--- Start TASK MATERIAL ---
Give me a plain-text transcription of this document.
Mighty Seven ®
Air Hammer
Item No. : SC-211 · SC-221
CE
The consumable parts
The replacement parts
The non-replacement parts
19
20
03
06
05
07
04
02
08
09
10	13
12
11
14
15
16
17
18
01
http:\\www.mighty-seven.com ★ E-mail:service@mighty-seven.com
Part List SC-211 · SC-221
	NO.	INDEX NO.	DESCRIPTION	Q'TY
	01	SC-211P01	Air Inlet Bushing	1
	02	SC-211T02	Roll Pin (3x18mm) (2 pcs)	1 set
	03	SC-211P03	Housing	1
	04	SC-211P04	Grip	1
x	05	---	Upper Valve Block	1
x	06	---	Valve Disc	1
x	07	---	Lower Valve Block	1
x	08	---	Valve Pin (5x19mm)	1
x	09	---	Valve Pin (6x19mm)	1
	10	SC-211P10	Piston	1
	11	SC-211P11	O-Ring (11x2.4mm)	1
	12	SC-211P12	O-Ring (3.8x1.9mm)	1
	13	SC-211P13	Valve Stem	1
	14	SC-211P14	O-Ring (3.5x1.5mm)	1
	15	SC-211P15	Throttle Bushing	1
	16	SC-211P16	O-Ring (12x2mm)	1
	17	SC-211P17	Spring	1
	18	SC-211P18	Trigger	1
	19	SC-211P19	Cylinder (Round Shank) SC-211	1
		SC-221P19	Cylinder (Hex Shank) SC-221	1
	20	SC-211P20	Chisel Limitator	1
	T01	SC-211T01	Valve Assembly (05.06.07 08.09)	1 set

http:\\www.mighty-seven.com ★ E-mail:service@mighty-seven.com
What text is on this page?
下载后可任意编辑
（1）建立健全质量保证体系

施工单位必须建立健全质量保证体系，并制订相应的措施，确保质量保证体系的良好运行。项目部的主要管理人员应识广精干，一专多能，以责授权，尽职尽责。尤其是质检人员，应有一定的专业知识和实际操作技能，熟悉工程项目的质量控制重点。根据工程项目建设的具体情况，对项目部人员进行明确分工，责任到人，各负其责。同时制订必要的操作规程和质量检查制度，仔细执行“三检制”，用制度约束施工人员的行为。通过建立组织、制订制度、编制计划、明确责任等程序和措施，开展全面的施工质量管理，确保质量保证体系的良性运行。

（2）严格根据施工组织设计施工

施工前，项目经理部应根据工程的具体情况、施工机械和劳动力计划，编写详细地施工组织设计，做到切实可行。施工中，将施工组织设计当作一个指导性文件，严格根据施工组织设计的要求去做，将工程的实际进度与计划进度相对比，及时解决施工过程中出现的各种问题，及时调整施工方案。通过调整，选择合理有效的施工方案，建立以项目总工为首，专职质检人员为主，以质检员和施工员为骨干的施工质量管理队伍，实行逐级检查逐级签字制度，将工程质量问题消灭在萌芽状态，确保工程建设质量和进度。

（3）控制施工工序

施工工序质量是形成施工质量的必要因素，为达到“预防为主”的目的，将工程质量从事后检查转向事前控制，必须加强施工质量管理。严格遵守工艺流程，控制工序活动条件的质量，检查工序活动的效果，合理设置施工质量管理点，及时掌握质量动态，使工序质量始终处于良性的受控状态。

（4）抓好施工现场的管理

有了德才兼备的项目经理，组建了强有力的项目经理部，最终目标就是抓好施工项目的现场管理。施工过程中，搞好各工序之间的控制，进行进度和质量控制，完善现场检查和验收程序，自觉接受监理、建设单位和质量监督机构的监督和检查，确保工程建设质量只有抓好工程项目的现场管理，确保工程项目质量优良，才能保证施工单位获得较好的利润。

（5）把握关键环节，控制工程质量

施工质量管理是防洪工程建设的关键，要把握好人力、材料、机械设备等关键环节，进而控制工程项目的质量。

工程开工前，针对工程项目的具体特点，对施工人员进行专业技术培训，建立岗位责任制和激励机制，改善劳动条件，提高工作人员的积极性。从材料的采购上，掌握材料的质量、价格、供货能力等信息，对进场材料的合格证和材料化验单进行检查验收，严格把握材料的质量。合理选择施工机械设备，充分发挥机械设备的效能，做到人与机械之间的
--- End TASK MATERIAL ---
- [AIM OF THE EXERCISE]: Above are the records. Identify each line that contains the word "Shank".

- [TASK ANSWER]:
	19	SC-211P19	Cylinder (Round Shank) SC-211	1
		SC-221P19	Cylinder (Hex Shank) SC-221	1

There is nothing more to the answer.